Short problem: Each line below is to be written out in full, exactly as shown.

Materials provided:
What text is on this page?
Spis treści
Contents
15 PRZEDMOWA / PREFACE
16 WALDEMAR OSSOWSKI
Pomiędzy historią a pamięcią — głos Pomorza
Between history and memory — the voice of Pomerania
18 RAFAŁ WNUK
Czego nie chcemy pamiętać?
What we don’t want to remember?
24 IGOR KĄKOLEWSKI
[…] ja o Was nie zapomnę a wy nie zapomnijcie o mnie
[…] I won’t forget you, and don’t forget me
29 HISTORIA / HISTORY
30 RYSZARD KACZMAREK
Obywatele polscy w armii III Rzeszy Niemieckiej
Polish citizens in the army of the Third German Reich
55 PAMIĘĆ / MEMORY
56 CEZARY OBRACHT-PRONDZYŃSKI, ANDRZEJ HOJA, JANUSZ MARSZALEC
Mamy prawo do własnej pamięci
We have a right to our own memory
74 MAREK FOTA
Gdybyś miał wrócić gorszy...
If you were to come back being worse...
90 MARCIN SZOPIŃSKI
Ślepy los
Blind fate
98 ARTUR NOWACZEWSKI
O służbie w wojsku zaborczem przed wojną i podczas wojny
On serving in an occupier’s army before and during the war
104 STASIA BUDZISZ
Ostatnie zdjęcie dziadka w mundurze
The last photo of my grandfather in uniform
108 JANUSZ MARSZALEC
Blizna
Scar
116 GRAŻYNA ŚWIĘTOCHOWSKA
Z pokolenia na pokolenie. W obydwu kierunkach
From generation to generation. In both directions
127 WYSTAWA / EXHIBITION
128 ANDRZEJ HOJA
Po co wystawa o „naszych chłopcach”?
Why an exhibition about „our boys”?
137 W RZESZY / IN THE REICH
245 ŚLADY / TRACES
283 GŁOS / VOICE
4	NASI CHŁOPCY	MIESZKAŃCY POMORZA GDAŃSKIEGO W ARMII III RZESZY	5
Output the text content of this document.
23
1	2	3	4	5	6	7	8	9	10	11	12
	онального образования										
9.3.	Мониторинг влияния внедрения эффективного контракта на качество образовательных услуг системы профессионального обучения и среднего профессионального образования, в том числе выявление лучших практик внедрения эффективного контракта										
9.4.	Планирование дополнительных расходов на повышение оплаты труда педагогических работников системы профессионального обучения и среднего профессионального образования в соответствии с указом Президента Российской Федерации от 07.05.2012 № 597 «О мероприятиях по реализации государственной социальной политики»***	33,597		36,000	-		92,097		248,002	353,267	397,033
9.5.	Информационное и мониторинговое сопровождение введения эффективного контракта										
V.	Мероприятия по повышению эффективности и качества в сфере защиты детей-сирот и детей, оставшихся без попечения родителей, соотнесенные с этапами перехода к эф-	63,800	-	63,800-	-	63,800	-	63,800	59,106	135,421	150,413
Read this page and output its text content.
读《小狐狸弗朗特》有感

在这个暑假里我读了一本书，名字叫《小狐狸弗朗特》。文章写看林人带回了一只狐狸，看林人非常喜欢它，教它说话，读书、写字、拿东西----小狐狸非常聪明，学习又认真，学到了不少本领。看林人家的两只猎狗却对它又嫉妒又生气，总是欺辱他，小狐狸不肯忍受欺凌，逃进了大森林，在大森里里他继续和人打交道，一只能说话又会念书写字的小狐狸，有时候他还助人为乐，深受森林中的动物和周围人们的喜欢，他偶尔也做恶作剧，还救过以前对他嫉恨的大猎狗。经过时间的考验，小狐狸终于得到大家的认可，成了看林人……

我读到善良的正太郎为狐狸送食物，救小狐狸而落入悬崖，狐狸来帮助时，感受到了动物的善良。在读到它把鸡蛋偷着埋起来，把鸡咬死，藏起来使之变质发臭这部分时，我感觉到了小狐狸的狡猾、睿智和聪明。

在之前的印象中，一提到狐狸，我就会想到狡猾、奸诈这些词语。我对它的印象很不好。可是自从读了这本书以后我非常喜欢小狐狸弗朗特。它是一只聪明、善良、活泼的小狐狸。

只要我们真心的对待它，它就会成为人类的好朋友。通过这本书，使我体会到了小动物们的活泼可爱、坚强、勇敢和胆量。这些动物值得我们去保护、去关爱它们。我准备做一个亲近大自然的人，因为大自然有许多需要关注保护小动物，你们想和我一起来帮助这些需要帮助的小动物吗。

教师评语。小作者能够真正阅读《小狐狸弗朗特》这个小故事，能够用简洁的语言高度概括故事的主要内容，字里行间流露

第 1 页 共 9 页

Expected output:
What text is on this page?
Spis treści
Contents
15 PRZEDMOWA / PREFACE
16 WALDEMAR OSSOWSKI
Pomiędzy historią a pamięcią — głos Pomorza
Between history and memory — the voice of Pomerania
18 RAFAŁ WNUK
Czego nie chcemy pamiętać?
What we don’t want to remember?
24 IGOR KĄKOLEWSKI
[…] ja o Was nie zapomnę a wy nie zapomnijcie o mnie
[…] I won’t forget you, and don’t forget me
29 HISTORIA / HISTORY
30 RYSZARD KACZMAREK
Obywatele polscy w armii III Rzeszy Niemieckiej
Polish citizens in the army of the Third German Reich
55 PAMIĘĆ / MEMORY
56 CEZARY OBRACHT-PRONDZYŃSKI, ANDRZEJ HOJA, JANUSZ MARSZALEC
Mamy prawo do własnej pamięci
We have a right to our own memory
74 MAREK FOTA
Gdybyś miał wrócić gorszy...
If you were to come back being worse...
90 MARCIN SZOPIŃSKI
Ślepy los
Blind fate
98 ARTUR NOWACZEWSKI
O służbie w wojsku zaborczem przed wojną i podczas wojny
On serving in an occupier’s army before and during the war
104 STASIA BUDZISZ
Ostatnie zdjęcie dziadka w mundurze
The last photo of my grandfather in uniform
108 JANUSZ MARSZALEC
Blizna
Scar
116 GRAŻYNA ŚWIĘTOCHOWSKA
Z pokolenia na pokolenie. W obydwu kierunkach
From generation to generation. In both directions
127 WYSTAWA / EXHIBITION
128 ANDRZEJ HOJA
Po co wystawa o „naszych chłopcach”?
Why an exhibition about „our boys”?
137 W RZESZY / IN THE REICH
245 ŚLADY / TRACES
283 GŁOS / VOICE
4	NASI CHŁOPCY	MIESZKAŃCY POMORZA GDAŃSKIEGO W ARMII III RZESZY	5
Output the text content of this document.
23
1	2	3	4	5	6	7	8	9	10	11	12
	онального образования										
9.3.	Мониторинг влияния внедрения эффективного контракта на качество образовательных услуг системы профессионального обучения и среднего профессионального образования, в том числе выявление лучших практик внедрения эффективного контракта										
9.4.	Планирование дополнительных расходов на повышение оплаты труда педагогических работников системы профессионального обучения и среднего профессионального образования в соответствии с указом Президента Российской Федерации от 07.05.2012 № 597 «О мероприятиях по реализации государственной социальной политики»***	33,597		36,000	-		92,097		248,002	353,267	397,033
9.5.	Информационное и мониторинговое сопровождение введения эффективного контракта										
V.	Мероприятия по повышению эффективности и качества в сфере защиты детей-сирот и детей, оставшихся без попечения родителей, соотнесенные с этапами перехода к эф-	63,800	-	63,800-	-	63,800	-	63,800	59,106	135,421	150,413
Read this page and output its text content.
读《小狐狸弗朗特》有感

在这个暑假里我读了一本书，名字叫《小狐狸弗朗特》。文章写看林人带回了一只狐狸，看林人非常喜欢它，教它说话，读书、写字、拿东西----小狐狸非常聪明，学习又认真，学到了不少本领。看林人家的两只猎狗却对它又嫉妒又生气，总是欺辱他，小狐狸不肯忍受欺凌，逃进了大森林，在大森里里他继续和人打交道，一只能说话又会念书写字的小狐狸，有时候他还助人为乐，深受森林中的动物和周围人们的喜欢，他偶尔也做恶作剧，还救过以前对他嫉恨的大猎狗。经过时间的考验，小狐狸终于得到大家的认可，成了看林人……

我读到善良的正太郎为狐狸送食物，救小狐狸而落入悬崖，狐狸来帮助时，感受到了动物的善良。在读到它把鸡蛋偷着埋起来，把鸡咬死，藏起来使之变质发臭这部分时，我感觉到了小狐狸的狡猾、睿智和聪明。

在之前的印象中，一提到狐狸，我就会想到狡猾、奸诈这些词语。我对它的印象很不好。可是自从读了这本书以后我非常喜欢小狐狸弗朗特。它是一只聪明、善良、活泼的小狐狸。

只要我们真心的对待它，它就会成为人类的好朋友。通过这本书，使我体会到了小动物们的活泼可爱、坚强、勇敢和胆量。这些动物值得我们去保护、去关爱它们。我准备做一个亲近大自然的人，因为大自然有许多需要关注保护小动物，你们想和我一起来帮助这些需要帮助的小动物吗。

教师评语。小作者能够真正阅读《小狐狸弗朗特》这个小故事，能够用简洁的语言高度概括故事的主要内容，字里行间流露

第 1 页 共 9 页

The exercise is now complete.